• [PROVIDED RECORDS]:
———
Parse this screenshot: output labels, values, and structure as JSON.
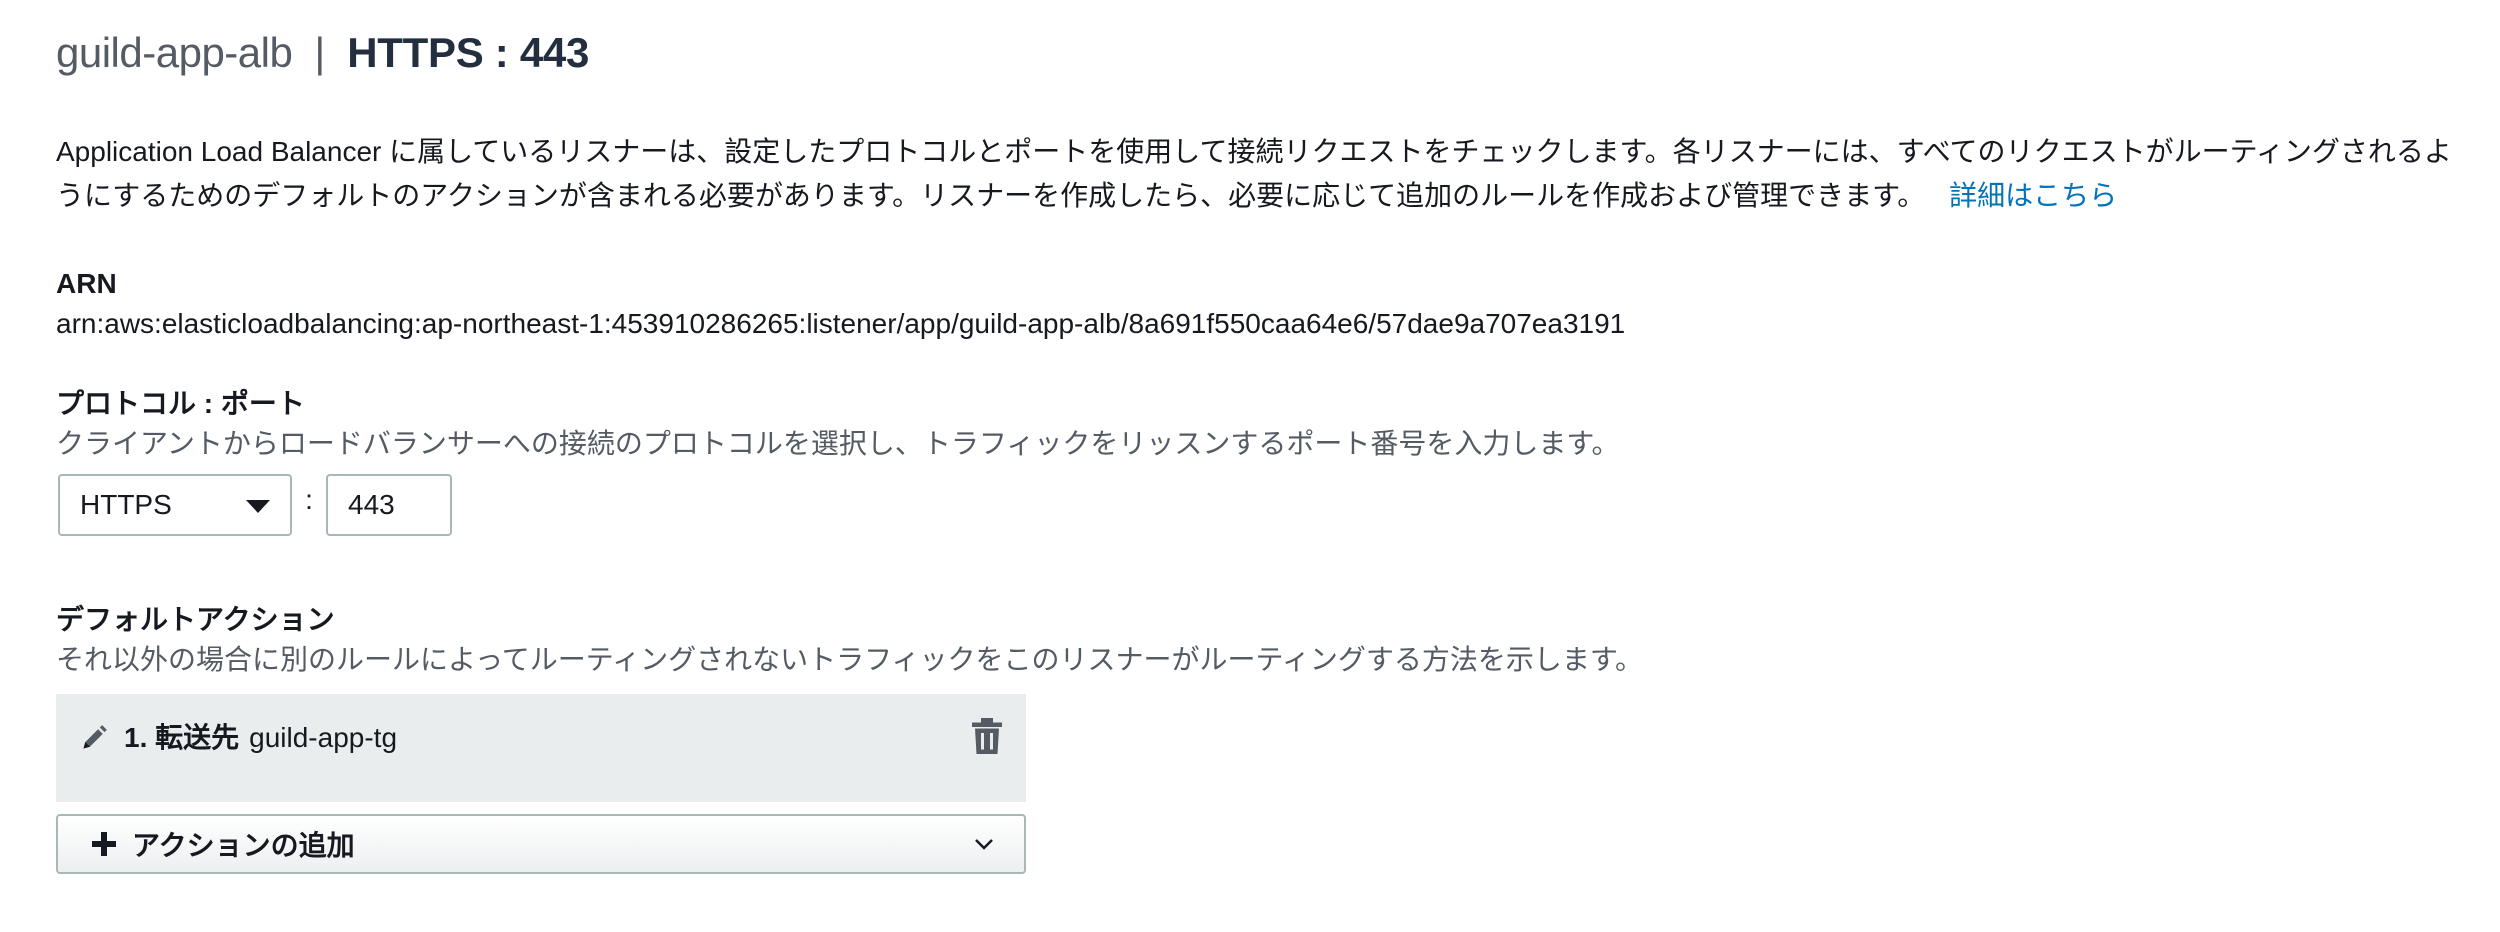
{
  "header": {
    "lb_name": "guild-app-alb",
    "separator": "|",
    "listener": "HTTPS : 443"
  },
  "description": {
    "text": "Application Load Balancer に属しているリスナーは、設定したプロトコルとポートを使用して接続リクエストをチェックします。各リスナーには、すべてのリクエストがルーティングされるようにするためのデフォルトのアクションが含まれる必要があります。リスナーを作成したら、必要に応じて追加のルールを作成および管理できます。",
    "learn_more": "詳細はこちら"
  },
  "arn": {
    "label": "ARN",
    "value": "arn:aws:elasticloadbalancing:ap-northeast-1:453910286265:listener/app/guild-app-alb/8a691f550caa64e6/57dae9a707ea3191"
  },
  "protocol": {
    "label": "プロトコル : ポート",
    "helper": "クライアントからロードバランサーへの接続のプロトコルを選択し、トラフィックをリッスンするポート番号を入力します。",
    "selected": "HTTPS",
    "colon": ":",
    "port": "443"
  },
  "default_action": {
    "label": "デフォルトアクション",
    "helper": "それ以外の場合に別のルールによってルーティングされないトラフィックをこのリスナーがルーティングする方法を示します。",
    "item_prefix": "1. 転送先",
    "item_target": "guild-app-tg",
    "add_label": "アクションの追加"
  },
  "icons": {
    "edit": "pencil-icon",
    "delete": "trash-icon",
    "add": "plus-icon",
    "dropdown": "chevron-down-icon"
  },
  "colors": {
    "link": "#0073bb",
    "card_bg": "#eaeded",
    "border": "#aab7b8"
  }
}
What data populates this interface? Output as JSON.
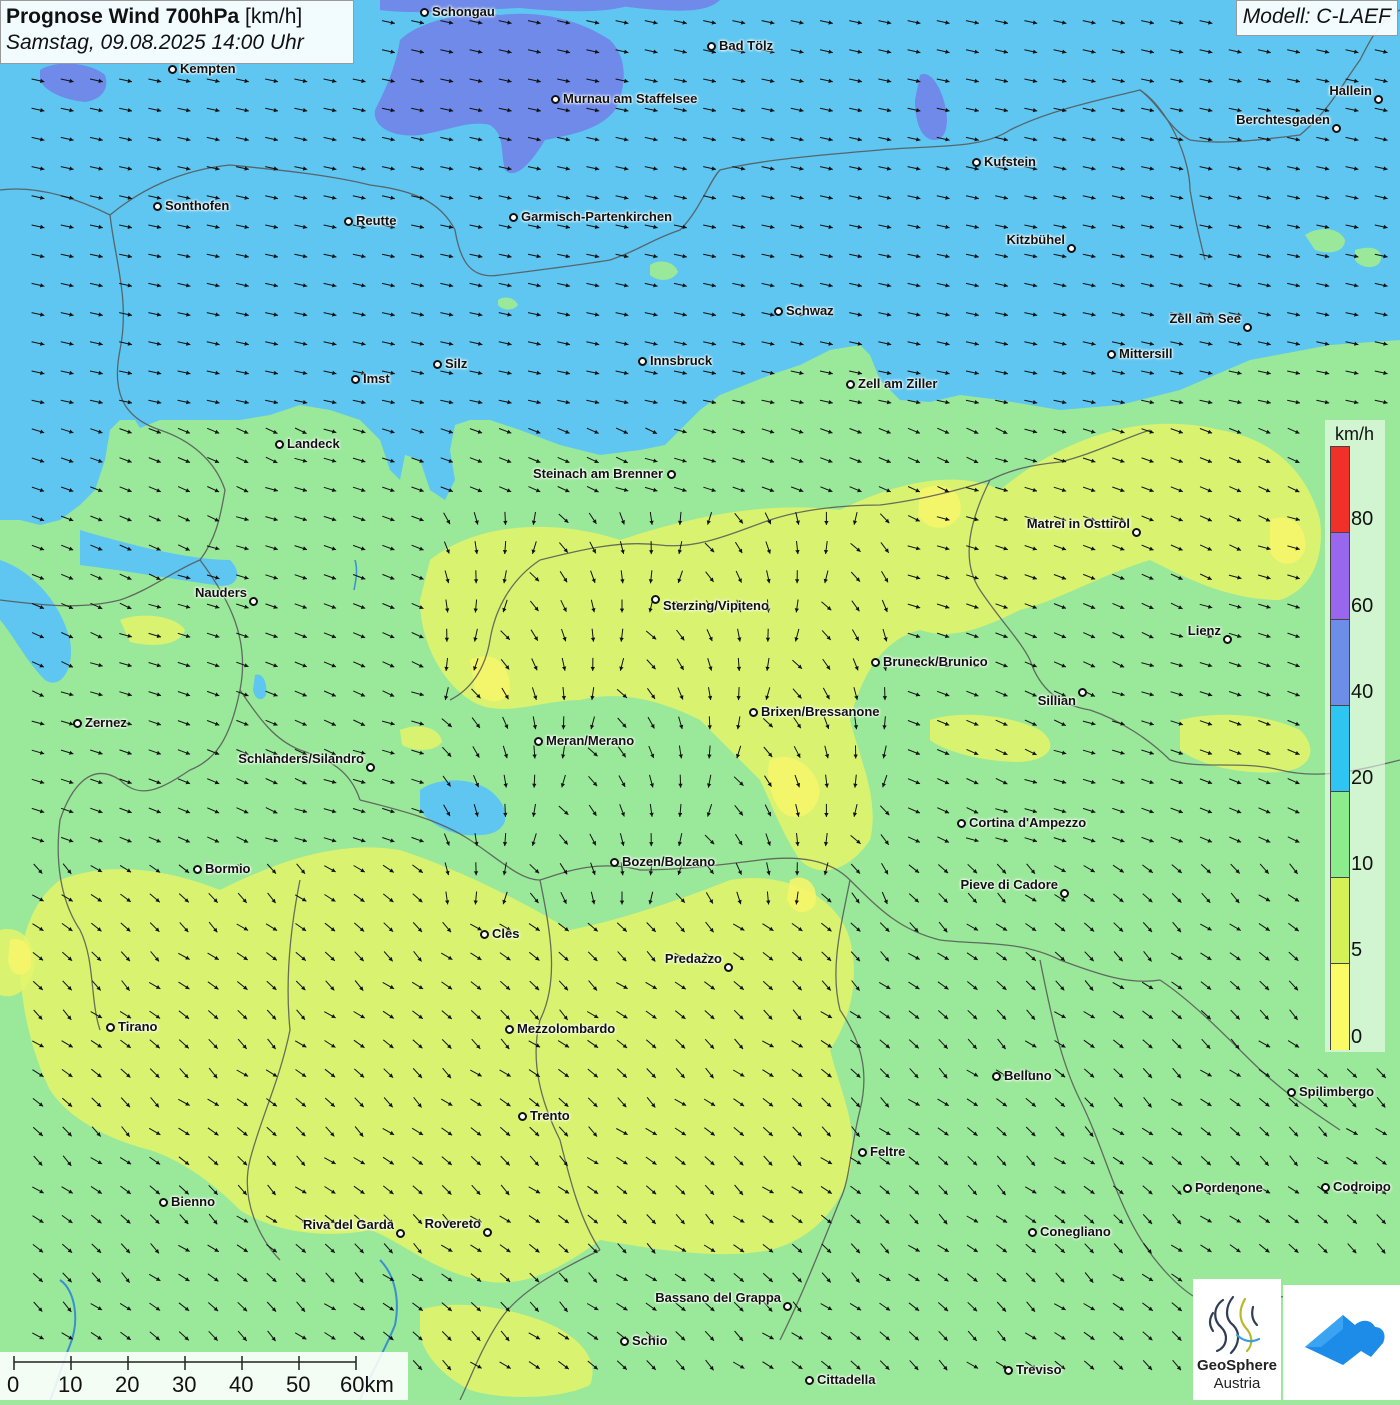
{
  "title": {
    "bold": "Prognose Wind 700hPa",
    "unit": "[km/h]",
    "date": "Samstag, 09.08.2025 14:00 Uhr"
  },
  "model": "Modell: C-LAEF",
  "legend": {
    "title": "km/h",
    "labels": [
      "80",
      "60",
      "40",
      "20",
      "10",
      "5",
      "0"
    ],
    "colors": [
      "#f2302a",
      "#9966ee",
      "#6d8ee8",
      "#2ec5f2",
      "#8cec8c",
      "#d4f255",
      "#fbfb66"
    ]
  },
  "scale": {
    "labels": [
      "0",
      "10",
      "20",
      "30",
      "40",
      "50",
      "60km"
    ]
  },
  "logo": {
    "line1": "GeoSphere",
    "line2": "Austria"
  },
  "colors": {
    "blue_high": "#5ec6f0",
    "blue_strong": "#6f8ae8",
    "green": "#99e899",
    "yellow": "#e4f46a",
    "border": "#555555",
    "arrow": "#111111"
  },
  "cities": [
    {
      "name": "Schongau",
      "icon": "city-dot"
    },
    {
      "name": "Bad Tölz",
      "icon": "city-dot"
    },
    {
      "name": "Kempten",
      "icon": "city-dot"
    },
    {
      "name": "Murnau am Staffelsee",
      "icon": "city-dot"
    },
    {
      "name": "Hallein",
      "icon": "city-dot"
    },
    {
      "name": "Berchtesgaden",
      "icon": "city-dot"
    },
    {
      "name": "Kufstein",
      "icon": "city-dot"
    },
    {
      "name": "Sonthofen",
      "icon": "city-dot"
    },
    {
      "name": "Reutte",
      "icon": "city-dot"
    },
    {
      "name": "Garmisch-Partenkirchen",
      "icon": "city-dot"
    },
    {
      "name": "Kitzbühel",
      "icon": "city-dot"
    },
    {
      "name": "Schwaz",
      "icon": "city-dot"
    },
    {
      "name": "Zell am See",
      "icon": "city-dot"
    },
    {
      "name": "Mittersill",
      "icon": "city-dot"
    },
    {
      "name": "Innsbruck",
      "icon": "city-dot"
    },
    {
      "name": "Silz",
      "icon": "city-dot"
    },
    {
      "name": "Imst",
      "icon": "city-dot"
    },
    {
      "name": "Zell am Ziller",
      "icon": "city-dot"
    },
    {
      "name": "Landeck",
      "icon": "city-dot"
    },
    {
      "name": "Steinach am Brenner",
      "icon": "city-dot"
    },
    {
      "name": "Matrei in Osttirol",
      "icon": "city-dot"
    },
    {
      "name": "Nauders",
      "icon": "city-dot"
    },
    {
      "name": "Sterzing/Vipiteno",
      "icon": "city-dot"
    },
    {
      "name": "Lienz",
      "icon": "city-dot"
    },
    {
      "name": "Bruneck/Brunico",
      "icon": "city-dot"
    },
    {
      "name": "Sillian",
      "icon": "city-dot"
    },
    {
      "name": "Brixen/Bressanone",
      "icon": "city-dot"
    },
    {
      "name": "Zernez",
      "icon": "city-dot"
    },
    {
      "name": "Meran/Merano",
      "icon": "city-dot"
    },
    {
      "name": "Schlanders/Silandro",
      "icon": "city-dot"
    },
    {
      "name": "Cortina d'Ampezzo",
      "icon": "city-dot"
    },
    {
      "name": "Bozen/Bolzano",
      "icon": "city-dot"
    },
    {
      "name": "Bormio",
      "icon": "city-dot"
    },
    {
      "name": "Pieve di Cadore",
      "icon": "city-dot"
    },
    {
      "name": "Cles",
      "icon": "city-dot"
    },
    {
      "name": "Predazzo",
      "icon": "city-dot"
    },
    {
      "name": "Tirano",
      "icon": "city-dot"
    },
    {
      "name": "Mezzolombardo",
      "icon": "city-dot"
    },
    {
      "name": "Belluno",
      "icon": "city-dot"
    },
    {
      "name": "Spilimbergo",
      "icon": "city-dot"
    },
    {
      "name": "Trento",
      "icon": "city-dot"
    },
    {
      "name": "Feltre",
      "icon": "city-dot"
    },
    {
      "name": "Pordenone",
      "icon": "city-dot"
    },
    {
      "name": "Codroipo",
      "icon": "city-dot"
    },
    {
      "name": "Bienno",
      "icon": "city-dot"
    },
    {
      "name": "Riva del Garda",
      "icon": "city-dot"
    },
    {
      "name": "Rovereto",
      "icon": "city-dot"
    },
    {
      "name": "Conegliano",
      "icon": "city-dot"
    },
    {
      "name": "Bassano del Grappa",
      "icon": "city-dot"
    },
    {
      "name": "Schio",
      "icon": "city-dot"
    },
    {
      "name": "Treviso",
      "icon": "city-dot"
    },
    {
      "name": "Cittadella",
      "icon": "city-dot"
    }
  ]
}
———
Report all lines of the material that contain the word "guild".

    "lb_name": "guild-app-alb",
    "value": "arn:aws:elasticloadbalancing:ap-northeast-1:453910286265:listener/app/guild-app-alb/8a691f550caa64e6/57dae9a707ea3191"
    "item_target": "guild-app-tg",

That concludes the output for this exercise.